WHAT TO DO » Rewrite the records below with every "weekday-header" changed to "day-header", keeping everything else the same.

[Dataset rows]

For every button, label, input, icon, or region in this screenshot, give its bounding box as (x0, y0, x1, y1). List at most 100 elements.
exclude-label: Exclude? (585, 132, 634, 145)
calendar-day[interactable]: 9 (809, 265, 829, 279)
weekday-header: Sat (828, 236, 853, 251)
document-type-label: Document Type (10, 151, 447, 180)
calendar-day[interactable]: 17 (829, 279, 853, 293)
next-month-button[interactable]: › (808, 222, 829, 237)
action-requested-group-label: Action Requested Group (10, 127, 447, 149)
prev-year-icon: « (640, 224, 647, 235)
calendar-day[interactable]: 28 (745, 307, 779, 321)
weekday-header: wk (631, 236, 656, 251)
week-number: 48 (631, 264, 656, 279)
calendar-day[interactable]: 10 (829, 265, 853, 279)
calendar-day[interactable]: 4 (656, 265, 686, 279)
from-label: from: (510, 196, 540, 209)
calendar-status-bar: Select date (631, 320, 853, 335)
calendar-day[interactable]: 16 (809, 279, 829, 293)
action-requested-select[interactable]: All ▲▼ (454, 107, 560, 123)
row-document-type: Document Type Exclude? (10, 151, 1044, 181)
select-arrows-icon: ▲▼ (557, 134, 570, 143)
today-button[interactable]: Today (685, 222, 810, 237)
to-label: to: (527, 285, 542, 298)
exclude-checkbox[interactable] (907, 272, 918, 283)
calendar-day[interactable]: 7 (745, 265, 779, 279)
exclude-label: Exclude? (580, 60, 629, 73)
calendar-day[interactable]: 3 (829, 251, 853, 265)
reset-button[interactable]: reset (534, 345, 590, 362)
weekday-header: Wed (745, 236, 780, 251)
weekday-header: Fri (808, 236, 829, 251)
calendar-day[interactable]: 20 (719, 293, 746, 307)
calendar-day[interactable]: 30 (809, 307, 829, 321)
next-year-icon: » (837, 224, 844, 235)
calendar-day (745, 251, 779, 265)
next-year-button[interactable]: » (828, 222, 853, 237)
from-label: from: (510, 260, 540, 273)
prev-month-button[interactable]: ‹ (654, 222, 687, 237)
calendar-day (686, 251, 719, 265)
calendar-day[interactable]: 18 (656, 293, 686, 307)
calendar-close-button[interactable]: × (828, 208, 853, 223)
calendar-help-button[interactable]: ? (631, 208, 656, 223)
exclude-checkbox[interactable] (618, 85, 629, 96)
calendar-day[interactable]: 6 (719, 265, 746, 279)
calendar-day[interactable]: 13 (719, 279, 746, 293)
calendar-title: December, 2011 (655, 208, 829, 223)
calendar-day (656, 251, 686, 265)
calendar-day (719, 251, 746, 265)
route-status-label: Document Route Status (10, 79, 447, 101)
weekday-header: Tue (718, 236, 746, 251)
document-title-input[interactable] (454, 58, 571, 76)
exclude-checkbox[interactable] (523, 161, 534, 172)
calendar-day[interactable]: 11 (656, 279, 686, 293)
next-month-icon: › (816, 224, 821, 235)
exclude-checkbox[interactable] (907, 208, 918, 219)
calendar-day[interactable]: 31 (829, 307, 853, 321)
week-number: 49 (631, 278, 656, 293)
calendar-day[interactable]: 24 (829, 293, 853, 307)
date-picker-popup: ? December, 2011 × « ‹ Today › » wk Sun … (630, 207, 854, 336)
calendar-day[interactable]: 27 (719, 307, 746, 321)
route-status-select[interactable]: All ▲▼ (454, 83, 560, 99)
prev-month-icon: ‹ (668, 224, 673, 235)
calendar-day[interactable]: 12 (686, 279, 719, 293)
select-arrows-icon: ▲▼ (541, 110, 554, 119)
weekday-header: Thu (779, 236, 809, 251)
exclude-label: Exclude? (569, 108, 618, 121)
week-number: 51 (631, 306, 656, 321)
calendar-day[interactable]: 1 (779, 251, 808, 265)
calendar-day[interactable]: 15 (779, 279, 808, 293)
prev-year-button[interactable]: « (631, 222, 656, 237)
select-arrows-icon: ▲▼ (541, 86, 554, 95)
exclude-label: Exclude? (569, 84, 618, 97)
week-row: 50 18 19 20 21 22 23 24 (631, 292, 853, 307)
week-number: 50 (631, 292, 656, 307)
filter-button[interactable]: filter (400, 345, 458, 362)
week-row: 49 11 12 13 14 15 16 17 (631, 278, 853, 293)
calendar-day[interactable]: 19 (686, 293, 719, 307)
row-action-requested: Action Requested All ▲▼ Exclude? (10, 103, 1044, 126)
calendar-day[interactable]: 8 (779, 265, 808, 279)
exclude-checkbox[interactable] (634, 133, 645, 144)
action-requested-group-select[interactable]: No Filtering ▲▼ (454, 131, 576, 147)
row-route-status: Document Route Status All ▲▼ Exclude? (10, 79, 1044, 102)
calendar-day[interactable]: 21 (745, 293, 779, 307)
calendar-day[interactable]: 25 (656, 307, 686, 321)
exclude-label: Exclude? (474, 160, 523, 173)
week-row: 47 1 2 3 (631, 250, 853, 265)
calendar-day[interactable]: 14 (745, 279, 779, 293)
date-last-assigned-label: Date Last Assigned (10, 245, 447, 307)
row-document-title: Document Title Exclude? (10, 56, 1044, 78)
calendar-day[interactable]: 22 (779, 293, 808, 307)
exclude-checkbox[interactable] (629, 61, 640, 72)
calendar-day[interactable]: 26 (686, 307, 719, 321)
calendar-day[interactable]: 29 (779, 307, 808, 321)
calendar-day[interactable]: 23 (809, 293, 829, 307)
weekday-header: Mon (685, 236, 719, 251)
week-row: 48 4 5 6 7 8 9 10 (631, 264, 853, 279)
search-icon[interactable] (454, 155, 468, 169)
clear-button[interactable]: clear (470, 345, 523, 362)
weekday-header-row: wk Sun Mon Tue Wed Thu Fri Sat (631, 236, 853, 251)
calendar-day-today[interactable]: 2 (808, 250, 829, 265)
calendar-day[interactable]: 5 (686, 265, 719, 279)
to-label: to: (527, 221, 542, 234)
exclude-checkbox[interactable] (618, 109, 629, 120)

RESPONSE TO THIS TASK »
For every button, label, input, icon, or region in this screenshot, give its bounding box as (x0, y0, x1, y1). List at most 100 elements.
exclude-label: Exclude? (585, 132, 634, 145)
calendar-day[interactable]: 9 (809, 265, 829, 279)
day-header: Sat (828, 236, 853, 251)
document-type-label: Document Type (10, 151, 447, 180)
calendar-day[interactable]: 17 (829, 279, 853, 293)
next-month-button[interactable]: › (808, 222, 829, 237)
action-requested-group-label: Action Requested Group (10, 127, 447, 149)
prev-year-icon: « (640, 224, 647, 235)
calendar-day[interactable]: 28 (745, 307, 779, 321)
day-header: wk (631, 236, 656, 251)
week-number: 48 (631, 264, 656, 279)
calendar-day[interactable]: 10 (829, 265, 853, 279)
calendar-day[interactable]: 4 (656, 265, 686, 279)
from-label: from: (510, 196, 540, 209)
calendar-status-bar: Select date (631, 320, 853, 335)
calendar-day[interactable]: 16 (809, 279, 829, 293)
action-requested-select[interactable]: All ▲▼ (454, 107, 560, 123)
row-document-type: Document Type Exclude? (10, 151, 1044, 181)
select-arrows-icon: ▲▼ (557, 134, 570, 143)
today-button[interactable]: Today (685, 222, 810, 237)
to-label: to: (527, 285, 542, 298)
exclude-checkbox[interactable] (907, 272, 918, 283)
calendar-day[interactable]: 7 (745, 265, 779, 279)
exclude-label: Exclude? (580, 60, 629, 73)
calendar-day[interactable]: 3 (829, 251, 853, 265)
reset-button[interactable]: reset (534, 345, 590, 362)
day-header: Wed (745, 236, 780, 251)
day-header: Fri (808, 236, 829, 251)
calendar-day[interactable]: 20 (719, 293, 746, 307)
calendar-day[interactable]: 30 (809, 307, 829, 321)
next-year-icon: » (837, 224, 844, 235)
calendar-day (745, 251, 779, 265)
next-year-button[interactable]: » (828, 222, 853, 237)
from-label: from: (510, 260, 540, 273)
prev-month-button[interactable]: ‹ (654, 222, 687, 237)
calendar-day (686, 251, 719, 265)
calendar-day[interactable]: 18 (656, 293, 686, 307)
calendar-close-button[interactable]: × (828, 208, 853, 223)
calendar-help-button[interactable]: ? (631, 208, 656, 223)
exclude-checkbox[interactable] (618, 85, 629, 96)
calendar-day[interactable]: 6 (719, 265, 746, 279)
calendar-day[interactable]: 13 (719, 279, 746, 293)
calendar-title: December, 2011 (655, 208, 829, 223)
calendar-day (656, 251, 686, 265)
calendar-day (719, 251, 746, 265)
route-status-label: Document Route Status (10, 79, 447, 101)
day-header: Tue (718, 236, 746, 251)
document-title-input[interactable] (454, 58, 571, 76)
exclude-checkbox[interactable] (523, 161, 534, 172)
calendar-day[interactable]: 11 (656, 279, 686, 293)
next-month-icon: › (816, 224, 821, 235)
exclude-checkbox[interactable] (907, 208, 918, 219)
calendar-day[interactable]: 31 (829, 307, 853, 321)
week-number: 49 (631, 278, 656, 293)
calendar-day[interactable]: 24 (829, 293, 853, 307)
date-picker-popup: ? December, 2011 × « ‹ Today › » wk Sun … (630, 207, 854, 336)
calendar-day[interactable]: 27 (719, 307, 746, 321)
route-status-select[interactable]: All ▲▼ (454, 83, 560, 99)
prev-month-icon: ‹ (668, 224, 673, 235)
calendar-day[interactable]: 12 (686, 279, 719, 293)
select-arrows-icon: ▲▼ (541, 110, 554, 119)
day-header: Thu (779, 236, 809, 251)
exclude-label: Exclude? (569, 108, 618, 121)
week-number: 51 (631, 306, 656, 321)
calendar-day[interactable]: 1 (779, 251, 808, 265)
calendar-day[interactable]: 15 (779, 279, 808, 293)
prev-year-button[interactable]: « (631, 222, 656, 237)
select-arrows-icon: ▲▼ (541, 86, 554, 95)
exclude-label: Exclude? (569, 84, 618, 97)
week-row: 50 18 19 20 21 22 23 24 (631, 292, 853, 307)
week-number: 50 (631, 292, 656, 307)
filter-button[interactable]: filter (400, 345, 458, 362)
week-row: 49 11 12 13 14 15 16 17 (631, 278, 853, 293)
calendar-day[interactable]: 19 (686, 293, 719, 307)
row-action-requested: Action Requested All ▲▼ Exclude? (10, 103, 1044, 126)
calendar-day[interactable]: 8 (779, 265, 808, 279)
exclude-checkbox[interactable] (634, 133, 645, 144)
action-requested-group-select[interactable]: No Filtering ▲▼ (454, 131, 576, 147)
row-route-status: Document Route Status All ▲▼ Exclude? (10, 79, 1044, 102)
calendar-day[interactable]: 21 (745, 293, 779, 307)
calendar-day[interactable]: 25 (656, 307, 686, 321)
exclude-label: Exclude? (474, 160, 523, 173)
week-row: 47 1 2 3 (631, 250, 853, 265)
calendar-day[interactable]: 14 (745, 279, 779, 293)
date-last-assigned-label: Date Last Assigned (10, 245, 447, 307)
row-document-title: Document Title Exclude? (10, 56, 1044, 78)
calendar-day[interactable]: 22 (779, 293, 808, 307)
exclude-checkbox[interactable] (629, 61, 640, 72)
calendar-day[interactable]: 26 (686, 307, 719, 321)
calendar-day[interactable]: 29 (779, 307, 808, 321)
calendar-day[interactable]: 23 (809, 293, 829, 307)
day-header: Mon (685, 236, 719, 251)
week-row: 48 4 5 6 7 8 9 10 (631, 264, 853, 279)
search-icon[interactable] (454, 155, 468, 169)
clear-button[interactable]: clear (470, 345, 523, 362)
day-header-row: wk Sun Mon Tue Wed Thu Fri Sat (631, 236, 853, 251)
calendar-day-today[interactable]: 2 (808, 250, 829, 265)
calendar-day[interactable]: 5 (686, 265, 719, 279)
to-label: to: (527, 221, 542, 234)
exclude-checkbox[interactable] (618, 109, 629, 120)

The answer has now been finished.